## [Your task]
Copy whichever lines contain the string "但不会被流量裹挟颠倒黑白".
-- Begin Given entries --
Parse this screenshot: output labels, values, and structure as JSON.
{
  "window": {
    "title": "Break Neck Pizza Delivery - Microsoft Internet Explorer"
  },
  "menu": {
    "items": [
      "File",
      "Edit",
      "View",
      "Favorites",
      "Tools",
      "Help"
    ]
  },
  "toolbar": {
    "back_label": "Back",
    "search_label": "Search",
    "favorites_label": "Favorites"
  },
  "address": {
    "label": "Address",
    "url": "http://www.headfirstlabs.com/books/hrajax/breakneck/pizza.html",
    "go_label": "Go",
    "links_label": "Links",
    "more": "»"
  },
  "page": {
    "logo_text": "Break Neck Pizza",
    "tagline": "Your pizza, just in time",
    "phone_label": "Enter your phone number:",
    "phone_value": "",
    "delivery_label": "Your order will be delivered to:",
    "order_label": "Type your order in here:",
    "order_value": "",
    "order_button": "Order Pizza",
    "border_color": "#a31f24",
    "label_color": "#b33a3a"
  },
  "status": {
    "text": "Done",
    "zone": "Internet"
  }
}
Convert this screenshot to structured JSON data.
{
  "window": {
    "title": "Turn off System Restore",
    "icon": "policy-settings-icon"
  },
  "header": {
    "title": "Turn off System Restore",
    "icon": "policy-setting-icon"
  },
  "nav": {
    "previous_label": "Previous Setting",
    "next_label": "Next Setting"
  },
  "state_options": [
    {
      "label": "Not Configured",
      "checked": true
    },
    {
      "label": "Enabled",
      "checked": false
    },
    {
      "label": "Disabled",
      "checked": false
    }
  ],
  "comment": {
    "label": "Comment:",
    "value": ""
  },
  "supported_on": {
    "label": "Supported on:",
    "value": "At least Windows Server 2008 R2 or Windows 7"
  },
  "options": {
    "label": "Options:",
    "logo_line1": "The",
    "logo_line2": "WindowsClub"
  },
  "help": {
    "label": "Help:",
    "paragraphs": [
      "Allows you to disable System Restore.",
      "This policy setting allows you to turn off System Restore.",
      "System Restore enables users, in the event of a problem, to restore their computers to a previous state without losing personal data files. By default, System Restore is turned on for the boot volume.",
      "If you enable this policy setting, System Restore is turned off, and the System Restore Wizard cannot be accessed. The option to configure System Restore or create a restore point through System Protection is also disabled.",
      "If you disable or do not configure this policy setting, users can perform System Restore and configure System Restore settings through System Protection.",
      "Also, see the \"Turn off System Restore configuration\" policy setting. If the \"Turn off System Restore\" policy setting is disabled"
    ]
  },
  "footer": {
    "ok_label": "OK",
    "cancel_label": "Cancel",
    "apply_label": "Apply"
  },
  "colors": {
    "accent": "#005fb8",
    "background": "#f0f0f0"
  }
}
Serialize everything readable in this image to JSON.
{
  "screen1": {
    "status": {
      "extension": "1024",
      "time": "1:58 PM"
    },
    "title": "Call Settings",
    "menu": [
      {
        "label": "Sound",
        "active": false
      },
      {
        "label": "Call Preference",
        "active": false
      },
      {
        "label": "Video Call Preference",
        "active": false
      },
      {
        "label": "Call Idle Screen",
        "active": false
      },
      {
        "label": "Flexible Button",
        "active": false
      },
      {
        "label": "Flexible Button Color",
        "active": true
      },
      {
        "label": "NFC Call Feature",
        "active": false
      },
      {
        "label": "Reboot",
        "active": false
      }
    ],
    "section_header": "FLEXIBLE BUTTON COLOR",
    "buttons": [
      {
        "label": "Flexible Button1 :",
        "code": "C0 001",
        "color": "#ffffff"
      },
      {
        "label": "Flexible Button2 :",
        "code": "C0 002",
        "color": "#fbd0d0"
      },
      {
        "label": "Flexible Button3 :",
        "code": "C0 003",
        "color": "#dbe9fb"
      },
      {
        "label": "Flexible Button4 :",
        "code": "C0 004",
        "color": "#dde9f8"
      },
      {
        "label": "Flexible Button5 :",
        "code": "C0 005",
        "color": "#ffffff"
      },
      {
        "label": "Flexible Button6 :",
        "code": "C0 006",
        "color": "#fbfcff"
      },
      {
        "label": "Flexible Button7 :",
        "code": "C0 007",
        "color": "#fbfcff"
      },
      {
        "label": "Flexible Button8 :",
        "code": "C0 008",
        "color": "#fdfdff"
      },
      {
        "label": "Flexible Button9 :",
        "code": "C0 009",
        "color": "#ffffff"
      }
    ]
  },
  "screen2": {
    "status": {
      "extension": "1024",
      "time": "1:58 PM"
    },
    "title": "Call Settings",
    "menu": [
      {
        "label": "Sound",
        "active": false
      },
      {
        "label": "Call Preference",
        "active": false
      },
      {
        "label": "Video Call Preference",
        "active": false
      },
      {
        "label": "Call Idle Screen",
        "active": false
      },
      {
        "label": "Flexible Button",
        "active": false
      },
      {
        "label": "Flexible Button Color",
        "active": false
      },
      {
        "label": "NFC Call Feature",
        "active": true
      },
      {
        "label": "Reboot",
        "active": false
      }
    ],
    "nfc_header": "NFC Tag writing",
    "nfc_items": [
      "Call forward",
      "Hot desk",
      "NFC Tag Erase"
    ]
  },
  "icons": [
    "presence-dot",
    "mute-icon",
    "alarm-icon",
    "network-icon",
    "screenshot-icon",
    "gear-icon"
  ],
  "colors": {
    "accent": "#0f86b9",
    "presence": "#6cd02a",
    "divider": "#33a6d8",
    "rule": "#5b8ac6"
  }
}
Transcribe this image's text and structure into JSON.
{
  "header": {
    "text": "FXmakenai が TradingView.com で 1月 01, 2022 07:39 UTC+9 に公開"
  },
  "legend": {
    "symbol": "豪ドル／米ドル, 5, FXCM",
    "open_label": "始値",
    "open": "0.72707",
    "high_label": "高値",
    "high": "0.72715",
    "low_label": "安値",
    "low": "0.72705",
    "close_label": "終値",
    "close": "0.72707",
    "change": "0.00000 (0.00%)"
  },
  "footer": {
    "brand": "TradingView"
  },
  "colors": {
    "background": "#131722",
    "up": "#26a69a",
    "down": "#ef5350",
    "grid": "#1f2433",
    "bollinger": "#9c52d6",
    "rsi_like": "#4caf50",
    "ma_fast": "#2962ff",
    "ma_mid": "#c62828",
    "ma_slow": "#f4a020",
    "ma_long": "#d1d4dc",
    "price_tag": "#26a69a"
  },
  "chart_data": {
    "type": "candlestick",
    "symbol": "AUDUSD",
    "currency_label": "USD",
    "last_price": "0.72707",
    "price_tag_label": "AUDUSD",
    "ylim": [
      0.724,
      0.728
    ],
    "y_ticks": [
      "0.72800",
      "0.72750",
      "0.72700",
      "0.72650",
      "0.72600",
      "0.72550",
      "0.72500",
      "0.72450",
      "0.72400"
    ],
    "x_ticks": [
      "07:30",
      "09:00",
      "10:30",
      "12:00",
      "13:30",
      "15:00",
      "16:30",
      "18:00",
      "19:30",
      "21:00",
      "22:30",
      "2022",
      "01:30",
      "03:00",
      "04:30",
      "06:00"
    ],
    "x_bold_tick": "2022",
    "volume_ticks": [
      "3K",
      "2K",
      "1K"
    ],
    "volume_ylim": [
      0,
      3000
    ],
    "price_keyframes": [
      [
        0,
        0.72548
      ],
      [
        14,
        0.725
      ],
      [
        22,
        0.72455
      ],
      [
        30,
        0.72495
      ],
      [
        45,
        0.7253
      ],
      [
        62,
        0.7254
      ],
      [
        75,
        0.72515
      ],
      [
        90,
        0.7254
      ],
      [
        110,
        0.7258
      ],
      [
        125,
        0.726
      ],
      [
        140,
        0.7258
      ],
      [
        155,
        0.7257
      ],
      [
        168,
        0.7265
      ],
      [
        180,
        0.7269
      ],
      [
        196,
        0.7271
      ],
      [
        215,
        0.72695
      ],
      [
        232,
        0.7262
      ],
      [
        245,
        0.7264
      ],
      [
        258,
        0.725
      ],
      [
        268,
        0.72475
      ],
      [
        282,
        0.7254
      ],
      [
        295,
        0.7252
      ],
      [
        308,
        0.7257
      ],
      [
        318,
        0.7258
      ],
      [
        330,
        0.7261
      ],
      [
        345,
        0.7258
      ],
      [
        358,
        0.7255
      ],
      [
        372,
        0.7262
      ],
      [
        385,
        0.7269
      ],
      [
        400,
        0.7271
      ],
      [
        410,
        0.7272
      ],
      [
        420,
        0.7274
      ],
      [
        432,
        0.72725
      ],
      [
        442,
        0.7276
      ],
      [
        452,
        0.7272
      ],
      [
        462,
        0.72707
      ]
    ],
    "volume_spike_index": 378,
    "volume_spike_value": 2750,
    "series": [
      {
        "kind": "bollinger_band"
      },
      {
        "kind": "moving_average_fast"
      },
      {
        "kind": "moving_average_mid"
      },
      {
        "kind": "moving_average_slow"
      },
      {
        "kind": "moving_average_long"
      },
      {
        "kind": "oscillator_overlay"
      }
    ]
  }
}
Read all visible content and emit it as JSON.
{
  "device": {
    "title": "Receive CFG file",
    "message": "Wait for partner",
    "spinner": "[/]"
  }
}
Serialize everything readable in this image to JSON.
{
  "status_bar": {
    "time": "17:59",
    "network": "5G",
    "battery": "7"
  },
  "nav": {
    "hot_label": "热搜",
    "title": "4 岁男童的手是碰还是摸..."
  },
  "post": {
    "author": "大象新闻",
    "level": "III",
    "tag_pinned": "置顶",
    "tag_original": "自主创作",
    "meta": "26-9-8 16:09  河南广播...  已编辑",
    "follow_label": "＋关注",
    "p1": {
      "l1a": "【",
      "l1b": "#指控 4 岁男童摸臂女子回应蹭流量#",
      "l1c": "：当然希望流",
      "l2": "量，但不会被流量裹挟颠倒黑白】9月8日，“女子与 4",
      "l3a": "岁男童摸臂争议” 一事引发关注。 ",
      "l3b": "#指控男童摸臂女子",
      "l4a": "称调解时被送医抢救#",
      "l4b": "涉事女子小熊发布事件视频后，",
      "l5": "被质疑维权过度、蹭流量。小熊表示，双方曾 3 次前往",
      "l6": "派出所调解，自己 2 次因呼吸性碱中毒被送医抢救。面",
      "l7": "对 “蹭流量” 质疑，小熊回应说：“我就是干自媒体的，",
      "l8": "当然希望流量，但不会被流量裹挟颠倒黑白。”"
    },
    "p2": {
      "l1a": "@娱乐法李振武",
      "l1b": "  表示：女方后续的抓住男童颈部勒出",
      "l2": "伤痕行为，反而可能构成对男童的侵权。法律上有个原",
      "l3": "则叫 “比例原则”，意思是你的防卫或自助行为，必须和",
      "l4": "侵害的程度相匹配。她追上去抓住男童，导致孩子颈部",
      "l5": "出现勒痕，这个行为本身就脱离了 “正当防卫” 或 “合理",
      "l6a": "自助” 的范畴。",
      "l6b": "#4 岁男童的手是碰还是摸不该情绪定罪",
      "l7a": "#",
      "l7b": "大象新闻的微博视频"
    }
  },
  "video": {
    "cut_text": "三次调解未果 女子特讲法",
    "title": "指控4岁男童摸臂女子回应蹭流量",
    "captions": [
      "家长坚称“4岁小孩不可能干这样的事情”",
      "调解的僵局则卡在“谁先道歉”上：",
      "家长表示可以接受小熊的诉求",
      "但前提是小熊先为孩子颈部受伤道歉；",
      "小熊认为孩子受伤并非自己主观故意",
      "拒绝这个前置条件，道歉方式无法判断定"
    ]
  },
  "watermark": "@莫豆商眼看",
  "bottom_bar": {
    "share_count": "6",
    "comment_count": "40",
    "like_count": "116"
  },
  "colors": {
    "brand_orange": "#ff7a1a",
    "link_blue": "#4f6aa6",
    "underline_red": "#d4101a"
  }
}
-- End Given entries --
## [Output of the exercise]
      "l2": "量，但不会被流量裹挟颠倒黑白】9月8日，“女子与 4",
      "l8": "当然希望流量，但不会被流量裹挟颠倒黑白。”"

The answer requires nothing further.